Copy out the lines starting at the one containing "Give me the" and ending at the one containing "category-label: 植物花蕊 [181, 160, 249, 180]", inclusive, with no changes.

****

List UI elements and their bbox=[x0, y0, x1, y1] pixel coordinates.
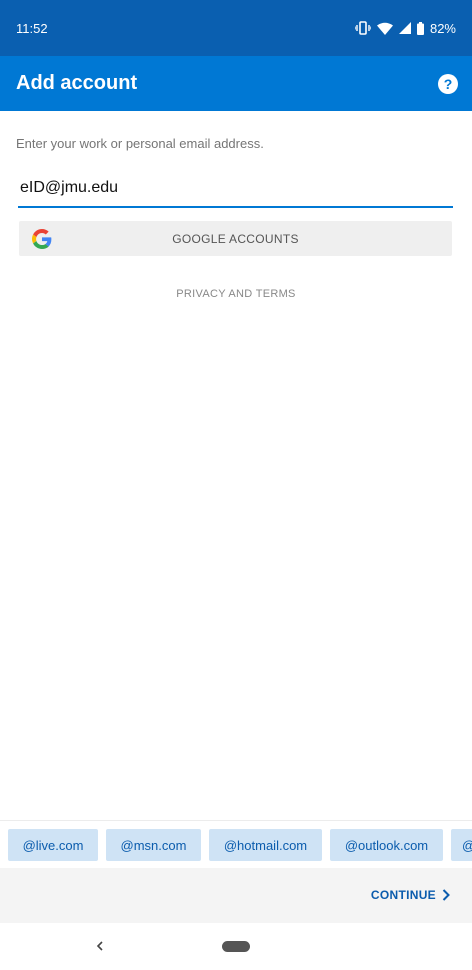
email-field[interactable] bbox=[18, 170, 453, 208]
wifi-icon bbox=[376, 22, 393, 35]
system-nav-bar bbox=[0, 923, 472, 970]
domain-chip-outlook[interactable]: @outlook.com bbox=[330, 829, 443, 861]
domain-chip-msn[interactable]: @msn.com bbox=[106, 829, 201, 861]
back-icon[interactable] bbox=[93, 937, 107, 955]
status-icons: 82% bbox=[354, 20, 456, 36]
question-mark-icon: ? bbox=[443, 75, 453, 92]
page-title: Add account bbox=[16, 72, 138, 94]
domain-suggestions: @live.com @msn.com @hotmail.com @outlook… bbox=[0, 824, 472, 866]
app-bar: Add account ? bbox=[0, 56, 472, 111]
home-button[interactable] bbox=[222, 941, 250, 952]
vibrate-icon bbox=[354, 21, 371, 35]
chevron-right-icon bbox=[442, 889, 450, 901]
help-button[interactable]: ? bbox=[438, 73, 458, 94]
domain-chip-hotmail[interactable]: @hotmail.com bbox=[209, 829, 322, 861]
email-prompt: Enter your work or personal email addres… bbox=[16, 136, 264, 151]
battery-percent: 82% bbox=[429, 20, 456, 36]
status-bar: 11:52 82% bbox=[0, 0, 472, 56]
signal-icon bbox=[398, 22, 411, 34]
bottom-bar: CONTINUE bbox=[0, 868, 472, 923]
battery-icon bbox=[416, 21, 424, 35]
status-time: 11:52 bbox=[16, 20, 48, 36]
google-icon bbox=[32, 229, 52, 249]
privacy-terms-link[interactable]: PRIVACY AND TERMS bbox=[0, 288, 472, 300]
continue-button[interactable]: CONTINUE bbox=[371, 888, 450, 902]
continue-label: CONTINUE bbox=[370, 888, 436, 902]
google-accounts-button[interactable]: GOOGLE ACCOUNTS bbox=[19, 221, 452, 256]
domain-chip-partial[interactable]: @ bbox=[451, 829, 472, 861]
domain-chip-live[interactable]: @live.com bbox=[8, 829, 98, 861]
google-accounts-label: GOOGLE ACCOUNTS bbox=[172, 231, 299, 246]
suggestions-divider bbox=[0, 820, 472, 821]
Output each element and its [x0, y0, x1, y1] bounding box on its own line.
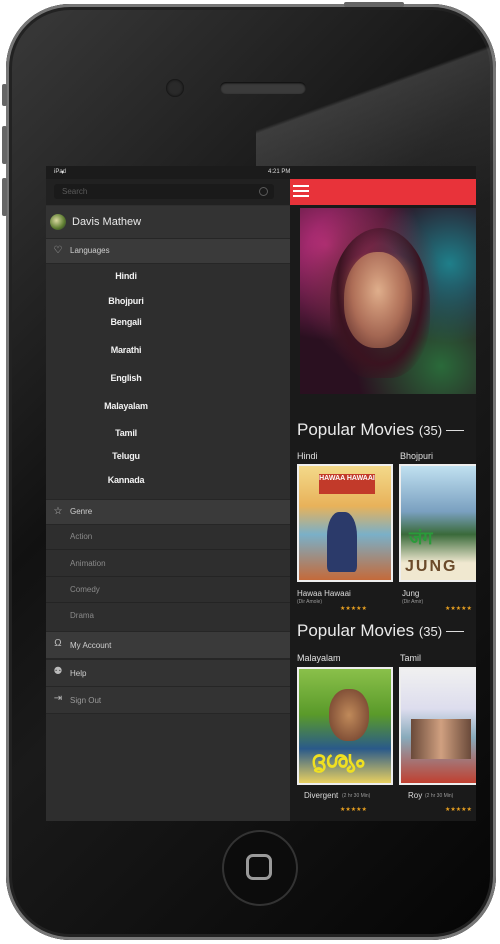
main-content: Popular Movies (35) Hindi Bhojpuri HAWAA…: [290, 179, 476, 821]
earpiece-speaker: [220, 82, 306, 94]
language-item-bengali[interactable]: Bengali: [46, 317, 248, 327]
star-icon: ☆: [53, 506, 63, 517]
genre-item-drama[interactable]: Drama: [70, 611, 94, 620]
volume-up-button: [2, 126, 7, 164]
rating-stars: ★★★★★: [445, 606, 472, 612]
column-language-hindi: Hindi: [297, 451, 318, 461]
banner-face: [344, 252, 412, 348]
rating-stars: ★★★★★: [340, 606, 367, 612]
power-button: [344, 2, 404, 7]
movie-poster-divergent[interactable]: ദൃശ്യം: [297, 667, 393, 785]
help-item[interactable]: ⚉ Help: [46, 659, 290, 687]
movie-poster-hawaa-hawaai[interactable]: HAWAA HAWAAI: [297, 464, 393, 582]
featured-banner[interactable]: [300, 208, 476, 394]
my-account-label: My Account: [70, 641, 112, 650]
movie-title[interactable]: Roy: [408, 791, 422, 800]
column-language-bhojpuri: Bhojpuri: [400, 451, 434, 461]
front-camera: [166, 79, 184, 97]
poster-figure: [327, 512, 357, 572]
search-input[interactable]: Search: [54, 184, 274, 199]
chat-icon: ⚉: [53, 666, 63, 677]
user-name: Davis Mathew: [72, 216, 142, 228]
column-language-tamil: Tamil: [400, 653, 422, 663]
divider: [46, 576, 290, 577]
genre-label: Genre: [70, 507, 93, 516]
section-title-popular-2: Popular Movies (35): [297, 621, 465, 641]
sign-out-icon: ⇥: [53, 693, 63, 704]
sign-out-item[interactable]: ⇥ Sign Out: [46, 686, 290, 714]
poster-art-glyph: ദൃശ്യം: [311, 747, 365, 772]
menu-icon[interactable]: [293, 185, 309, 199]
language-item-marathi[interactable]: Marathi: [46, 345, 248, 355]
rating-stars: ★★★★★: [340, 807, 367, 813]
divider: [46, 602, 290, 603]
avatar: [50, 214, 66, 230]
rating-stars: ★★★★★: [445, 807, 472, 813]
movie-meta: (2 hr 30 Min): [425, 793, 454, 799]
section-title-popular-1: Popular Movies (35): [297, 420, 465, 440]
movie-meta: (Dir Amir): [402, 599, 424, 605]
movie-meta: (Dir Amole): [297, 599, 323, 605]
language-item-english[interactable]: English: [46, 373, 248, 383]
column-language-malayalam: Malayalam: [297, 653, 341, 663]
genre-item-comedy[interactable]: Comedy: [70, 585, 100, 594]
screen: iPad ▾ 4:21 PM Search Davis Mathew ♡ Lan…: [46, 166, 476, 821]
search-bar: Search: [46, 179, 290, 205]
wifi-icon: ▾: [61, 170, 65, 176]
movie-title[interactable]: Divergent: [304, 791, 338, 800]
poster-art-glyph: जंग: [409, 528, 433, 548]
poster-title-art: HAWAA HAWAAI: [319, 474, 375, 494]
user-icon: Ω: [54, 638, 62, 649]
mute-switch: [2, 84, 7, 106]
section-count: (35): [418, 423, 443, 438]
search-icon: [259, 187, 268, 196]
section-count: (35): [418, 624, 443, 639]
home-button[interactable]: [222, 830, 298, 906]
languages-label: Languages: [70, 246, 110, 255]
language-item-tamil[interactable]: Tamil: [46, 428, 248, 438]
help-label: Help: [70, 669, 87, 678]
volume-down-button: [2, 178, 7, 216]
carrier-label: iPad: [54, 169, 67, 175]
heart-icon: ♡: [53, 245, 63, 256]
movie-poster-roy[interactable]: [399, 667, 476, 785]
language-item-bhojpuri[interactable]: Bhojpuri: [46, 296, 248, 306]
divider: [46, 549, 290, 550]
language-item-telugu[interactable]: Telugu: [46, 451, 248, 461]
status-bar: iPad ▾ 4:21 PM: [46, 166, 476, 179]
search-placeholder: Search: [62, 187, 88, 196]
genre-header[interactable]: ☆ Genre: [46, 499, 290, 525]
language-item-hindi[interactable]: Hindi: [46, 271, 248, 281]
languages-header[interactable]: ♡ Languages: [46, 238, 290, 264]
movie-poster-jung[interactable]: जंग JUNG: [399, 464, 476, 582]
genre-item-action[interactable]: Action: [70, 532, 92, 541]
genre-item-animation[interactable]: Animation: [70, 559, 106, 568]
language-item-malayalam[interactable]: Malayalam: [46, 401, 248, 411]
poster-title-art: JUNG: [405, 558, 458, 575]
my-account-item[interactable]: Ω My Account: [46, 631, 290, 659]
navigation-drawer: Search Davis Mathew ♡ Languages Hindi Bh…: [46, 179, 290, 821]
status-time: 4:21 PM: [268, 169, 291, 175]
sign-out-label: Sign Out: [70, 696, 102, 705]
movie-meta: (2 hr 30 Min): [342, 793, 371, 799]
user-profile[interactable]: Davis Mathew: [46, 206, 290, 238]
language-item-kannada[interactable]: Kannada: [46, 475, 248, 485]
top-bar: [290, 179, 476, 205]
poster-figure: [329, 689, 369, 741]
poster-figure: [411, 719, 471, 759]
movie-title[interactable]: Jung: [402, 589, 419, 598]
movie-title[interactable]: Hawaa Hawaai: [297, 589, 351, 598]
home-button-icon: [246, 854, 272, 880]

****

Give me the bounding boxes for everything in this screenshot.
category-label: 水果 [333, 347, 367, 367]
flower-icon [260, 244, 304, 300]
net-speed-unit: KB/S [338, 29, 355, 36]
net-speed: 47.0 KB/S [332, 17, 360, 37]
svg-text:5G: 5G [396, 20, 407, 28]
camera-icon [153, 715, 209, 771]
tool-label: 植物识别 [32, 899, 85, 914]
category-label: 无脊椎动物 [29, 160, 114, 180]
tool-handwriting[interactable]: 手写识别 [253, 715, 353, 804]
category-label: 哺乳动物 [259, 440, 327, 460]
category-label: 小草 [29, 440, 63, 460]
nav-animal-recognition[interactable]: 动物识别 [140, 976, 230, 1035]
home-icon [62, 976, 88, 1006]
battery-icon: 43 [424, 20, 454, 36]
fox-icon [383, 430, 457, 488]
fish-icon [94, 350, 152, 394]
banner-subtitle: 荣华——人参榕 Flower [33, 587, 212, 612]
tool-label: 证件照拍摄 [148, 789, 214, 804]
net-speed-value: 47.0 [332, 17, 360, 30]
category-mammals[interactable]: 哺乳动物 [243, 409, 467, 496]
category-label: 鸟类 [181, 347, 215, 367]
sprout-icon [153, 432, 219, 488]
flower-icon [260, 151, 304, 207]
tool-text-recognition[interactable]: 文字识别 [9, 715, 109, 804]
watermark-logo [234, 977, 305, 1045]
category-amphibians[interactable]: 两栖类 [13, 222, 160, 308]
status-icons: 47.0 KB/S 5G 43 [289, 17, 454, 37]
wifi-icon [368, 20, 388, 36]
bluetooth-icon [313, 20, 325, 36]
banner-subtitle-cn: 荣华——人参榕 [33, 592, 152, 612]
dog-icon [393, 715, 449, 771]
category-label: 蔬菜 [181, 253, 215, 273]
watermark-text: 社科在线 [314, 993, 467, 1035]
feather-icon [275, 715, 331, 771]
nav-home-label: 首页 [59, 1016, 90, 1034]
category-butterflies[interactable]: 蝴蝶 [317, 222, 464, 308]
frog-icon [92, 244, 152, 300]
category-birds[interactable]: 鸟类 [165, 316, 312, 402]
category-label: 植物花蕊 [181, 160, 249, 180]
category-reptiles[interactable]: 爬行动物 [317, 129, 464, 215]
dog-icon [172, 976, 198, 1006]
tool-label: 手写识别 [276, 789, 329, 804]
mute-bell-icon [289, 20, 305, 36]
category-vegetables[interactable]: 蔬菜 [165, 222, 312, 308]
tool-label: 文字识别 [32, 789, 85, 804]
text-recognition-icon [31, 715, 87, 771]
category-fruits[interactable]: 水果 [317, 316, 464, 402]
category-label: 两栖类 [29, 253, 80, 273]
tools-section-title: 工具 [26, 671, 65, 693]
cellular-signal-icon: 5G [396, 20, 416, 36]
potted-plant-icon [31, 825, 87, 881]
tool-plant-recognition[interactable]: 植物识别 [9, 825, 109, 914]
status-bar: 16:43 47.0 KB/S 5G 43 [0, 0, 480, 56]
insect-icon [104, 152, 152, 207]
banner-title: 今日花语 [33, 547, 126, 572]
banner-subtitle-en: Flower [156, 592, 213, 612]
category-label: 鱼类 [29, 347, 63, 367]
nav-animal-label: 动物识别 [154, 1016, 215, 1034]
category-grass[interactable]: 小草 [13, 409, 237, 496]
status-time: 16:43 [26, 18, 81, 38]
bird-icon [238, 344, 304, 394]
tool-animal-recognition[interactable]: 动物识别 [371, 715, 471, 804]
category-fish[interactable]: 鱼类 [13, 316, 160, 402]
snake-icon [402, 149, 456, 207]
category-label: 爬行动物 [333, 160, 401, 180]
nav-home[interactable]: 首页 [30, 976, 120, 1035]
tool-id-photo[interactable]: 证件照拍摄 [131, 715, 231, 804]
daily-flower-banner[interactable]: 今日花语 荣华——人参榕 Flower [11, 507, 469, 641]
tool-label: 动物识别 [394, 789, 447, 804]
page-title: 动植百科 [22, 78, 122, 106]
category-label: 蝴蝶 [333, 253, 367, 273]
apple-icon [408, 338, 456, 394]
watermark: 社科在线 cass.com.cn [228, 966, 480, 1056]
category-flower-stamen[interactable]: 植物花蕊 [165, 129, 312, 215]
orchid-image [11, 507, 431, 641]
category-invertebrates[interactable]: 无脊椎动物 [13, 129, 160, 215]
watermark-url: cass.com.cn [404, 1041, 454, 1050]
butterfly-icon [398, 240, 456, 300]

****

▸ **Reply**
Give me the bounding boxes for everything in this screenshot.
category-label: 水果 [333, 347, 367, 367]
flower-icon [260, 244, 304, 300]
net-speed-unit: KB/S [338, 29, 355, 36]
net-speed: 47.0 KB/S [332, 17, 360, 37]
svg-text:5G: 5G [396, 20, 407, 28]
camera-icon [153, 715, 209, 771]
tool-label: 植物识别 [32, 899, 85, 914]
category-label: 无脊椎动物 [29, 160, 114, 180]
tool-handwriting[interactable]: 手写识别 [253, 715, 353, 804]
category-label: 哺乳动物 [259, 440, 327, 460]
category-label: 小草 [29, 440, 63, 460]
nav-animal-recognition[interactable]: 动物识别 [140, 976, 230, 1035]
home-icon [62, 976, 88, 1006]
battery-icon: 43 [424, 20, 454, 36]
fox-icon [383, 430, 457, 488]
fish-icon [94, 350, 152, 394]
banner-subtitle: 荣华——人参榕 Flower [33, 587, 212, 612]
tool-label: 证件照拍摄 [148, 789, 214, 804]
net-speed-value: 47.0 [332, 17, 360, 30]
category-mammals[interactable]: 哺乳动物 [243, 409, 467, 496]
category-label: 鸟类 [181, 347, 215, 367]
sprout-icon [153, 432, 219, 488]
flower-icon [260, 151, 304, 207]
tool-text-recognition[interactable]: 文字识别 [9, 715, 109, 804]
watermark-logo [234, 977, 305, 1045]
category-amphibians[interactable]: 两栖类 [13, 222, 160, 308]
status-icons: 47.0 KB/S 5G 43 [289, 17, 454, 37]
wifi-icon [368, 20, 388, 36]
bluetooth-icon [313, 20, 325, 36]
banner-subtitle-cn: 荣华——人参榕 [33, 592, 152, 612]
dog-icon [393, 715, 449, 771]
category-label: 蔬菜 [181, 253, 215, 273]
watermark-text: 社科在线 [314, 993, 467, 1035]
feather-icon [275, 715, 331, 771]
nav-home-label: 首页 [59, 1016, 90, 1034]
category-butterflies[interactable]: 蝴蝶 [317, 222, 464, 308]
frog-icon [92, 244, 152, 300]
category-birds[interactable]: 鸟类 [165, 316, 312, 402]
category-label: 植物花蕊 [181, 160, 249, 180]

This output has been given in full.